[Extracted data entries]
....
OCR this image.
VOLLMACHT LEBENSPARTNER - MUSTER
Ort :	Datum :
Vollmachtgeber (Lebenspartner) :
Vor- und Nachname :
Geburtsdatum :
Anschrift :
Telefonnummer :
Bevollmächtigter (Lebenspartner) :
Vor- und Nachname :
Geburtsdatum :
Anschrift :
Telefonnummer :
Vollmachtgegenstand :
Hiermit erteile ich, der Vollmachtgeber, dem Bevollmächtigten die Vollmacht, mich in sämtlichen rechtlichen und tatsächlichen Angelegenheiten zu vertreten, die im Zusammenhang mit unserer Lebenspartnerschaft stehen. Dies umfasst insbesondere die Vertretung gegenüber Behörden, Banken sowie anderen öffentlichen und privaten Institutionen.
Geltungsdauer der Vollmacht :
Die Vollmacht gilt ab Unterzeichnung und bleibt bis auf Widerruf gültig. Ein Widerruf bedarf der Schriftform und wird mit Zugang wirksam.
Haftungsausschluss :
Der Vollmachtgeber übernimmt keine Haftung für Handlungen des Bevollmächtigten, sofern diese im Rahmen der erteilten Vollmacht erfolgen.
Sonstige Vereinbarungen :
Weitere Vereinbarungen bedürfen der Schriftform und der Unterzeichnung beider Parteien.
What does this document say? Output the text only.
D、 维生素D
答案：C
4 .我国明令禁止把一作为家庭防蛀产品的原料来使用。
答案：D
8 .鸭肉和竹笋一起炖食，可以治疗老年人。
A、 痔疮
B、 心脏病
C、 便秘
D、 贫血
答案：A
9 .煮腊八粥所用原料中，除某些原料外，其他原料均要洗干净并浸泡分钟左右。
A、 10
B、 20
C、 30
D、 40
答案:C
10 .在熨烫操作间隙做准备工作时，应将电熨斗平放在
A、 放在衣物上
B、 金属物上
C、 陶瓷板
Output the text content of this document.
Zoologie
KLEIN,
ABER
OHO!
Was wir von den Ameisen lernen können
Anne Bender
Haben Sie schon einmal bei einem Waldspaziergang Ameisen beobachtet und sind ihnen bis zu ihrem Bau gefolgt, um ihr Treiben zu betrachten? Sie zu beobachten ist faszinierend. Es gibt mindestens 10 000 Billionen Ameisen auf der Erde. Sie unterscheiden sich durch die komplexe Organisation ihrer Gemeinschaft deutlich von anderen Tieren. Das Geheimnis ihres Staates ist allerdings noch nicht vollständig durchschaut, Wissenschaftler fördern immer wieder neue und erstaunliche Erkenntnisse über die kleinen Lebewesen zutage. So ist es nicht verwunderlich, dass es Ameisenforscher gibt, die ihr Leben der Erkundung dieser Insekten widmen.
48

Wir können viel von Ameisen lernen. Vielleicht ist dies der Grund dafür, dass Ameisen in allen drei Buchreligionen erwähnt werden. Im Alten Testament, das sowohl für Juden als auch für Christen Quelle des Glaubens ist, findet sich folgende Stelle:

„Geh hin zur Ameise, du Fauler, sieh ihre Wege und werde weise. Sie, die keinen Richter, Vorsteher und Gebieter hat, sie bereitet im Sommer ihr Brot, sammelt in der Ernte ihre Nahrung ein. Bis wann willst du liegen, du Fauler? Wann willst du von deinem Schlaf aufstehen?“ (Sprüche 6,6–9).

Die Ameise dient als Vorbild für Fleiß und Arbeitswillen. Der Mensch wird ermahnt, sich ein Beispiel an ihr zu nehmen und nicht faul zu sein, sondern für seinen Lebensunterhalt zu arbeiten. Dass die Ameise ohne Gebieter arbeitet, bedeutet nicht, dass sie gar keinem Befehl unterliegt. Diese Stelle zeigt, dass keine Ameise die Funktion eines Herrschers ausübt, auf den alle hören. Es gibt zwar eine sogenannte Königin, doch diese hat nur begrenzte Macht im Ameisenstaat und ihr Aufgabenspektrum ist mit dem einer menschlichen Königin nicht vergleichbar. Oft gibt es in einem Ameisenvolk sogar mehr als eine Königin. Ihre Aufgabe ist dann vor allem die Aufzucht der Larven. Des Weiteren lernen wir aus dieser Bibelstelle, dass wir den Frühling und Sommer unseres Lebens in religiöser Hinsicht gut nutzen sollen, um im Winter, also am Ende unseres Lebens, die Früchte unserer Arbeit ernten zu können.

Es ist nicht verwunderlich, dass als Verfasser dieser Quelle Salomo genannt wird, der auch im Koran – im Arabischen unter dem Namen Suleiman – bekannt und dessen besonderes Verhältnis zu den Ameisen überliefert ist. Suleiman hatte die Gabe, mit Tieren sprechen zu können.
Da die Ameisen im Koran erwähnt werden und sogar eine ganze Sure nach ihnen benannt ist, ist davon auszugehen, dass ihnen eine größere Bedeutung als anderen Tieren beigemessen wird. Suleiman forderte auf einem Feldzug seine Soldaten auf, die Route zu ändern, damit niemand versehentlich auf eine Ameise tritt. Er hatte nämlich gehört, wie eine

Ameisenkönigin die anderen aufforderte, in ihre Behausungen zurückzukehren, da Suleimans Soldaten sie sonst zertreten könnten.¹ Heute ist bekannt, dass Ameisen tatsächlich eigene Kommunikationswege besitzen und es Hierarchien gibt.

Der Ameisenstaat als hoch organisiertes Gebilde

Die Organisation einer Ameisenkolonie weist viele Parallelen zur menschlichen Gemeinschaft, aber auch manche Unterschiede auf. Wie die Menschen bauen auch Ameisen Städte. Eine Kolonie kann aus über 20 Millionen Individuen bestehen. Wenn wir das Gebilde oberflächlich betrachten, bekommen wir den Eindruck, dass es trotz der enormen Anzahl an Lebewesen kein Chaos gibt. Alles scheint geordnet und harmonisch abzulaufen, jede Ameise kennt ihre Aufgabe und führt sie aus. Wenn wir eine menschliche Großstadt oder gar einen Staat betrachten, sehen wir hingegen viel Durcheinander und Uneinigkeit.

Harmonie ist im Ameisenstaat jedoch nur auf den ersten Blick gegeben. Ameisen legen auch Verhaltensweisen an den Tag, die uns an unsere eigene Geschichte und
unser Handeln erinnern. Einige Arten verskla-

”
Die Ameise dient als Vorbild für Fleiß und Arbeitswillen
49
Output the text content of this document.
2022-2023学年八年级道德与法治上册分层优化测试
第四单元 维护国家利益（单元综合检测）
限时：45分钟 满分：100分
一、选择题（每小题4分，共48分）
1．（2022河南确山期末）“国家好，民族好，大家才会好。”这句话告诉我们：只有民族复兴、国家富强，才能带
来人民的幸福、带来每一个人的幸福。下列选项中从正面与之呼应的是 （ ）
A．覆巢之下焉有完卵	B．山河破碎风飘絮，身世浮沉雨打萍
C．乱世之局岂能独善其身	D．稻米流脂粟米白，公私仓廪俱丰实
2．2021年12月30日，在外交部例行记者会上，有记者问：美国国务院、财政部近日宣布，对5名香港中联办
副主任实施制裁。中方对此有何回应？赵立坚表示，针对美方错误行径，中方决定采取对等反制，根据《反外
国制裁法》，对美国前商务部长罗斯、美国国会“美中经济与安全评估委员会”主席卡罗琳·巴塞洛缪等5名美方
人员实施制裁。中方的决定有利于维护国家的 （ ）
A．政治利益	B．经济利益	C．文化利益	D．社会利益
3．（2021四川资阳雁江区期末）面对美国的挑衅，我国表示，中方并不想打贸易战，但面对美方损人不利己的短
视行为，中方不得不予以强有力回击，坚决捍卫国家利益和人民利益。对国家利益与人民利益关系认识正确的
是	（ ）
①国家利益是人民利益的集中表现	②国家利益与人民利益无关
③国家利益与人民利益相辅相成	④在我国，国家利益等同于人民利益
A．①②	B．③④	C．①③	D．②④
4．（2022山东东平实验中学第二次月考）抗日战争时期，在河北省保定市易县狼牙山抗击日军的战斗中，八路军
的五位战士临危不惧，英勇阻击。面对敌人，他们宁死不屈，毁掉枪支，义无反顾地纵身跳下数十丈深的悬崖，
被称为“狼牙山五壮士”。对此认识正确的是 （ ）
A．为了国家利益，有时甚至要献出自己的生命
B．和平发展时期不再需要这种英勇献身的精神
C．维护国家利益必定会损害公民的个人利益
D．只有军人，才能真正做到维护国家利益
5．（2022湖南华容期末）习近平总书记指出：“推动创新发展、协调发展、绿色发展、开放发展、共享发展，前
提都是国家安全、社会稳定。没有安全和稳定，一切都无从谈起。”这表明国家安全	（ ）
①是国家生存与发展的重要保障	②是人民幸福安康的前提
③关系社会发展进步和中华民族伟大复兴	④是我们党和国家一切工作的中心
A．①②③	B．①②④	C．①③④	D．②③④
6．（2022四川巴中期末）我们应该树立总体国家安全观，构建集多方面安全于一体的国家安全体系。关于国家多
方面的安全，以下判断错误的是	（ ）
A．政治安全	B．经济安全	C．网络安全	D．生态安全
....
### Aim of the exercise
Each line of the material that holds the string "Arbeitswillen" counts once; give the total alone.

### Problem solution
2